__WORK TO DO__:
**A.** From the email about S-PLUS memory limits, extract the passage that begins at the words "The only consistency" and stops after the words "doesn't matter either.". Copy it word for word.
**B.** Answer these questions using the email about S-PLUS memory limits, with each answer on its own line and marked the same way:
(i) How much memory could be allocated in a session started with working directory A?
(ii) Which earlier version of S-PLUS does the email say can reliably allocate over 1.8Gb of memory?
(iii) Under which version of Windows is S-PLUS being run?
**C.** Proceed with the email about S-PLUS memory limits, writing what comes after its last sentence.

__TEXT PROVIDED__:
——————————
To: S-news <s-news@lists.biostat.wustl.edu>
Subject: mysteries of limits on memory allocation in S-PLUS under Windows
From: Tony Plate <tplate@blackmesacapital.com>
Date: Fri, 14 Jul 2006 09:45:23 -0600
User-agent: Mozilla Thunderbird 1.0.5 (Windows/20050711)
I've noticed that different S-PLUS sessions seem to have quite different
maximum amounts of memory accessible (S-PLUS 7.0 under Windows 2000). E.g., in some sessions I can get about 1.9Gb, while in others I can get about 1.3Gb. It always seems to be one of these two values, and I can see little reason for the difference. I initially expected that I would be able to get less memory when I had more programs running, but this doesn't seem to be the case, as I see the following sequence:

Start up S-PLUS with working directory A
  -- can get 1256Mb allocated

Start up another S-PLUS session with working directory B (while still keeping the first session running)
  -- can get 1859Mb allocated

The only consistency I can find is that the maximum memory allocation seems to depend on the working directory (i.e., with working directory A I can only get 1256Mb, whereas with working directory B I can usually get 1859Mb). The number of objects in a working directory doesn't seem to matter -- if I delete all objects in working directory A and then close and restart S-PLUS, I can still only allocate 1256Mb. Whether or not I have other S-PLUS databases attached doesn't matter either.

I'm wondering if anyone has any clues as to why S-PLUS sessions seem to have different limits in the amount of memory that can be allocated? I'd like to be able to reliable allocate the maximum (e.g., in the region of 1859Mb).

This is running S-PLUS 7.0.6 GUI (Enterprise version) under Windows
2000, working with the command line window. I do not see this behavior with S-PLUS 6.2 -- it seems to be able to reliably allocate over 1.8Gb of memory. (And yes, I know about the bigdata objects.)

Here's a function that exhausts memory, and prints a summary.  If
there's some better way or reporting the memory usage, please let me
know.  (I would regard an S-PLUS session in which this has been run as
"used up" -- I would restart before doing any serious work, as the S-PLUS memory allocation table may be somewhat fragmented.)
——————————
__DATASET RECORDS__:
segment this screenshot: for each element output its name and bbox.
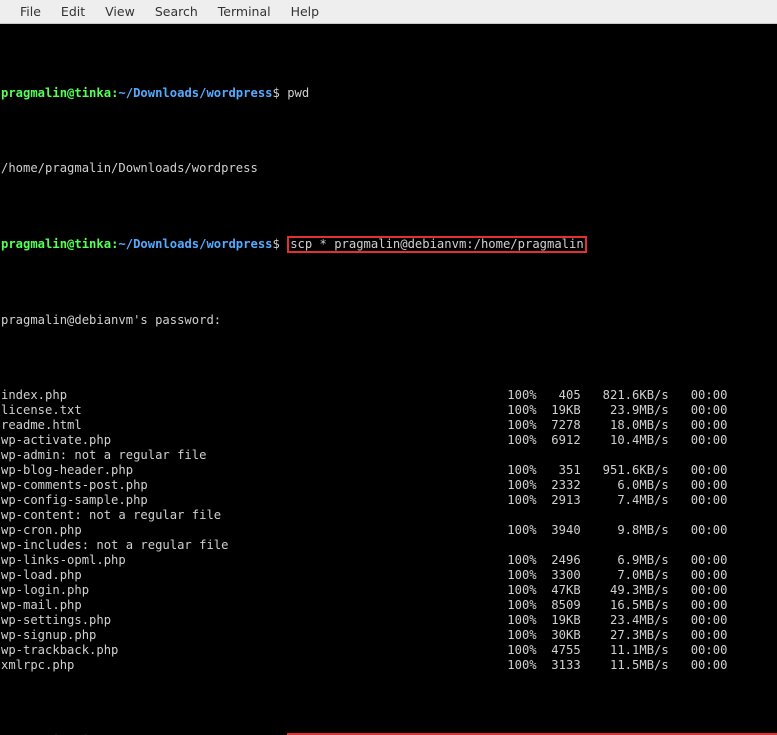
scp-progress-row: xmlrpc.php 100% 3133 11.5MB/s 00:00: [1, 658, 776, 673]
scp-progress-row: wp-links-opml.php 100% 2496 6.9MB/s 00:0…: [1, 553, 776, 568]
prompt-line-2: pragmalin@tinka:~/Downloads/wordpress$ s…: [1, 236, 776, 253]
prompt-line-1: pragmalin@tinka:~/Downloads/wordpress$ p…: [1, 86, 776, 101]
scp-progress-row: wp-mail.php 100% 8509 16.5MB/s 00:00: [1, 598, 776, 613]
scp-progress-row: wp-includes: not a regular file: [1, 538, 776, 553]
scp-progress-row: wp-trackback.php 100% 4755 11.1MB/s 00:0…: [1, 643, 776, 658]
prompt-userhost: pragmalin@tinka: [1, 86, 111, 100]
scp-progress-row: readme.html 100% 7278 18.0MB/s 00:00: [1, 418, 776, 433]
scp-progress-block: index.php 100% 405 821.6KB/s 00:00licens…: [1, 388, 776, 673]
scp-progress-row: license.txt 100% 19KB 23.9MB/s 00:00: [1, 403, 776, 418]
menu-search[interactable]: Search: [145, 1, 208, 22]
pwd-output: /home/pragmalin/Downloads/wordpress: [1, 161, 776, 176]
scp-progress-row: wp-load.php 100% 3300 7.0MB/s 00:00: [1, 568, 776, 583]
menu-terminal[interactable]: Terminal: [208, 1, 281, 22]
prompt-dollar: $: [273, 86, 280, 100]
prompt-dollar: $: [273, 237, 280, 251]
scp-progress-row: wp-comments-post.php 100% 2332 6.0MB/s 0…: [1, 478, 776, 493]
scp-progress-row: wp-admin: not a regular file: [1, 448, 776, 463]
menu-edit[interactable]: Edit: [51, 1, 95, 22]
scp-progress-row: wp-login.php 100% 47KB 49.3MB/s 00:00: [1, 583, 776, 598]
menu-view[interactable]: View: [95, 1, 145, 22]
cmd-scp: scp * pragmalin@debianvm:/home/pragmalin: [290, 237, 584, 251]
scp-progress-row: wp-signup.php 100% 30KB 27.3MB/s 00:00: [1, 628, 776, 643]
prompt-cwd: ~/Downloads/wordpress: [118, 86, 272, 100]
password-prompt-1: pragmalin@debianvm's password:: [1, 313, 776, 328]
terminal-output[interactable]: pragmalin@tinka:~/Downloads/wordpress$ p…: [0, 24, 777, 735]
scp-progress-row: wp-config-sample.php 100% 2913 7.4MB/s 0…: [1, 493, 776, 508]
menu-help[interactable]: Help: [281, 1, 330, 22]
highlight-box-1: scp * pragmalin@debianvm:/home/pragmalin: [287, 236, 587, 253]
scp-progress-row: wp-cron.php 100% 3940 9.8MB/s 00:00: [1, 523, 776, 538]
cmd-pwd: pwd: [287, 86, 309, 100]
prompt-cwd: ~/Downloads/wordpress: [118, 237, 272, 251]
scp-progress-row: wp-blog-header.php 100% 351 951.6KB/s 00…: [1, 463, 776, 478]
scp-progress-row: wp-settings.php 100% 19KB 23.4MB/s 00:00: [1, 613, 776, 628]
scp-progress-row: wp-content: not a regular file: [1, 508, 776, 523]
scp-progress-row: wp-activate.php 100% 6912 10.4MB/s 00:00: [1, 433, 776, 448]
scp-progress-row: index.php 100% 405 821.6KB/s 00:00: [1, 388, 776, 403]
prompt-userhost: pragmalin@tinka: [1, 237, 111, 251]
menu-file[interactable]: File: [10, 1, 51, 22]
menu-bar: File Edit View Search Terminal Help: [0, 0, 777, 24]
——————————
__PER-TASK OUTPUTS__:
**A.**
The only consistency I can find is that the maximum memory allocation seems to depend on the working directory (i.e., with working directory A I can only get 1256Mb, whereas with working directory B I can usually get 1859Mb). The number of objects in a working directory doesn't seem to matter -- if I delete all objects in working directory A and then close and restart S-PLUS, I can still only allocate 1256Mb. Whether or not I have other S-PLUS databases attached doesn't matter either.

**B.**
(i) 1256Mb
(ii) S-PLUS 6.2
(iii) Windows 2000

**C.**
exhaust.mem <- function(from=128, to=1, units=2^20, verbose=F) {
    # Exhaust memory by allocating as many vectors as possible,
    # starting with vectors of (from*units) bytes, and halving
    # the size of vectors when no more can be allocated.  Stop
    # when we get down to vectors of less than (to*units) bytes.
    # Return a summary of the memory allocated.
    mem.tally.reset()
    # find a nice name for the units (which are in bytes)
    i <- which(2^c(30,20,10,0) <= units)[1]
    m <- units / 2^(10*(4-i))
    units.desc <- paste(if (m!=1) format(round(m, digits=2)),
c("G","M","K","")[i], "b", sep="")
    # how many different sized chunks? set up a vector to count them
    n <- floor(log(from/to)/log(2)) + 1
    count <- integer(n)
    names(count) <- format(round(from / 2^seq(len=n, from=0),
digits=2), justify="none")
    total <- 0
    k <- 1 # indexes count
    # a list to store all the memory chunks we allocate
    chunks <- vector("list", 1000)
    chunk.i <- 1
    # start trying to allocate the biggest chunks first
    size <- from
    while (size >= to) {
        while (!is(try(x <- double(size * units / 8)), "Error")) {
            if (verbose)
                cat("Allocated", size, "\n")
            chunks[[chunk.i]] <- x
            chunk.i <- chunk.i + 1
            if (chunk.i > length(chunks))
                chunks <- c(chunks, vector("list", 1000))
            total <- total + size
            count[k] <- count[k] + 1
        }
        # get ready for the next iteration
        size <- size/2
        k <- k+1
    }
    list(units=c(size=units.desc, bytes=units), count=count,
total=total, mem.tally=mem.tally.report()[2]/units)
}

Here's an example of the output:
exhaust.mem()
$units:
 size     bytes
 "Mb" "1048576"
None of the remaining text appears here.